KUTIPAN PILIHAN ::
§
Memanggul Sanjata, Tradisi Anak-anak Rayakan Lebaran di Bireuen

Memanggul Sanjata, Tradisi Anak-anak Rayakan Lebaran di Bireuen
Sekelompok anak meneteng senjata, di ruas jalan dalam kota Bireuen, sambil menunggu kelompok anak lain untuk saling menyerang dengan senjata mainannya Rabu, (27/6/2017). [Joniful Bahri]
Selasa, 27 Juni 2017 23:49 WIB
Penulis: Joniful Bahri
BIREUEN - Memiliki senjata mainan besar dan mirip senjata asli yang sering dipanggul anggota TNI, menjadi kebanggan tersendiri bagi anak-anak saat merayakan hari raya seperti tahun ini.
 
Di Kota Bireuen misalnya, sekelompok anak-anak umur balasan tahun, dengan gagah meneteng senjata sambil menunggu kelompok anak lainnya yang juga ikut memiliki senjata mainan.
 
“Bila kita tak ada senjata seperti ini, maka anak-anak lain langsung membidik kami dengan senjatanya. Makanya kami juga harus membeli senjata mainan seperti yang lain,” kata seorang anak asal Geulanggang, Bireuen, Riski Saputra kepada GoAceh, Rabu (27/6/2017).
 
Menurut Riski, dirinya dan teman-teman sebaya kerap kali membeli senjata mainan menjelang atau saat lebaran berlangsung.
 
Tidak sedikit dari mereka, setelah memiliki senjata, maka langsung melakukan serangan tembakan ke arah temannya yang lain. 
 
"Ada kebanggan juga bila menenteng dan bisa memiliki senjata mainan, apa lagi bila senjatanya besar mirip punya bapak tentara," ujar anak lainnya, Muksalmina.
§
Data analisis tata letak dokumen

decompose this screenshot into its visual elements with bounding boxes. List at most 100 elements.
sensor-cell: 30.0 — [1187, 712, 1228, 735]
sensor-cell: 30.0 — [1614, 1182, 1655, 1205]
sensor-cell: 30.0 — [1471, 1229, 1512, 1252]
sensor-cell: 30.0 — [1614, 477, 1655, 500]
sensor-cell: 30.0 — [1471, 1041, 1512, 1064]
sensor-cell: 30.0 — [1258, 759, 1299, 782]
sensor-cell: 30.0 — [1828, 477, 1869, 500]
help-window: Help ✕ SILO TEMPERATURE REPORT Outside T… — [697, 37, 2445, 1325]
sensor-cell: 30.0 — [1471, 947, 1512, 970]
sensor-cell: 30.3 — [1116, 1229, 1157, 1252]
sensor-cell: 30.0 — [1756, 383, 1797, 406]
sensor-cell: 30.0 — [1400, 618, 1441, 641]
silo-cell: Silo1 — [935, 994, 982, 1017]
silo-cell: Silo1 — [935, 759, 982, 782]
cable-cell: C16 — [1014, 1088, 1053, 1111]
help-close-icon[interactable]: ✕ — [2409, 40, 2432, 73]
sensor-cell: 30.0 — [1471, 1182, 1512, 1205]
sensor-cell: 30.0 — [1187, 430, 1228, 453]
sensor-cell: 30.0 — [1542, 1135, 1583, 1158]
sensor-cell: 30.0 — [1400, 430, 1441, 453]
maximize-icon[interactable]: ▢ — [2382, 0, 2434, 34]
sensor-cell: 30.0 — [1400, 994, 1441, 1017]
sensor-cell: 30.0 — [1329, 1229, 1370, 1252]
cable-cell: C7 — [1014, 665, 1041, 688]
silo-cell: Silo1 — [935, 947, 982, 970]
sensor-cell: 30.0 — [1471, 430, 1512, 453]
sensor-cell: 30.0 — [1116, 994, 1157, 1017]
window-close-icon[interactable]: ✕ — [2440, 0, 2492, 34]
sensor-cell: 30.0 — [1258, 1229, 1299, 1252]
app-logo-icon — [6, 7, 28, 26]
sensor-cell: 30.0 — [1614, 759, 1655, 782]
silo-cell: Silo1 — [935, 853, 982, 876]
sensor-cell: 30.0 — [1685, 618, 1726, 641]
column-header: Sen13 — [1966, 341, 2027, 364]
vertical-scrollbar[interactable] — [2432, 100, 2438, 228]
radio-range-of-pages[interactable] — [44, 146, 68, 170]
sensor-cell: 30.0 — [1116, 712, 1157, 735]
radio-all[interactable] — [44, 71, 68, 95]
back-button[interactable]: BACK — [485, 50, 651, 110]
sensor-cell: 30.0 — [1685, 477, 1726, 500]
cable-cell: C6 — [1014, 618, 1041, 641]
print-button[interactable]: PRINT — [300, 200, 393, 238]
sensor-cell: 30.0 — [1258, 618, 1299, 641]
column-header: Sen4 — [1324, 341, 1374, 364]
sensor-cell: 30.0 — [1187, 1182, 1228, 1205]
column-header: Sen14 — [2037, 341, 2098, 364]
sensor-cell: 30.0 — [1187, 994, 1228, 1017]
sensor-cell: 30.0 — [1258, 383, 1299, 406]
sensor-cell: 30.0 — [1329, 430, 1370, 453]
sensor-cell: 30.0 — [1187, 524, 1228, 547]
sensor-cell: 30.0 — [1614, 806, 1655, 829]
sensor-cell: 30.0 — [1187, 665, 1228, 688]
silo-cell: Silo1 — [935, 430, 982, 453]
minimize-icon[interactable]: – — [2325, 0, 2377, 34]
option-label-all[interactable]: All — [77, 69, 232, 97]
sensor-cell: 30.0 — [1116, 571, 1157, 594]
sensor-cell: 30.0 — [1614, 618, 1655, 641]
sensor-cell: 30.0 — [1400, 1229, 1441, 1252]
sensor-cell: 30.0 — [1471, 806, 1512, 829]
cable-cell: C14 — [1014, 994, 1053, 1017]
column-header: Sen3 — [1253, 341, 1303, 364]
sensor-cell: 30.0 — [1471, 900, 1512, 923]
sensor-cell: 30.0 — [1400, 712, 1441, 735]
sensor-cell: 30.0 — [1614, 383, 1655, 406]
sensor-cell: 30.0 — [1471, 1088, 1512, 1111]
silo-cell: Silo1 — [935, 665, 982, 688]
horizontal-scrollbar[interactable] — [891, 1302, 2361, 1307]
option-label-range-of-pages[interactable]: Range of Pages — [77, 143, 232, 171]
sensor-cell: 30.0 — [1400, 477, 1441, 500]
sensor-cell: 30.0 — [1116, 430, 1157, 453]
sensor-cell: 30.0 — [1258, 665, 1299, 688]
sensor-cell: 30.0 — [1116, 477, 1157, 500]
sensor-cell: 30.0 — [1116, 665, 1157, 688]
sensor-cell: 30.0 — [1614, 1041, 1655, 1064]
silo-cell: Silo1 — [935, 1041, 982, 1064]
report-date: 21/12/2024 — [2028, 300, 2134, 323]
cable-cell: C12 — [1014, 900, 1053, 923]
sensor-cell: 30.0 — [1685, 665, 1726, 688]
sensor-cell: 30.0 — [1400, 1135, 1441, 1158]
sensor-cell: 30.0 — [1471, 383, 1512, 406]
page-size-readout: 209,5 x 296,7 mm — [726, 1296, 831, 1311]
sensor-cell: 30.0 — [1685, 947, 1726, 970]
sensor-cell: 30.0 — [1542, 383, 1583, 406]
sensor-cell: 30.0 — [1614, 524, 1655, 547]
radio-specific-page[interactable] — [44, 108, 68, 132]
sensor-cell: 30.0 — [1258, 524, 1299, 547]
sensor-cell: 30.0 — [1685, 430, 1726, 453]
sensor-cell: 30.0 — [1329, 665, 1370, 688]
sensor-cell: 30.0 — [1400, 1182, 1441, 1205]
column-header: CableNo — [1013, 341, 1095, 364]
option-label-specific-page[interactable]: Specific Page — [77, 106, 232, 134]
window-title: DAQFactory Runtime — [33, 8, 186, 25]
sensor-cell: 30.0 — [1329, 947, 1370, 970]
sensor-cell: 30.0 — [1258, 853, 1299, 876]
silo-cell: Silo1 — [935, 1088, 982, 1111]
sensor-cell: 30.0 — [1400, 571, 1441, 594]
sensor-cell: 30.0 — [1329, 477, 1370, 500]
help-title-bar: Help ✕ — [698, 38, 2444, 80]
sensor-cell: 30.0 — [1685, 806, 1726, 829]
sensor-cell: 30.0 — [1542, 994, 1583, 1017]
§
TUJUAN LATIHAN ::
Dalam teks tentang senjata mainan anak-anak di Bireuen, kapan Riski dan teman-teman sebayanya biasa membeli senjata mainan? Butir-butir data tersebut tidak berhubungan dengan teks.

HASIL ::
Menjelang atau saat lebaran berlangsung.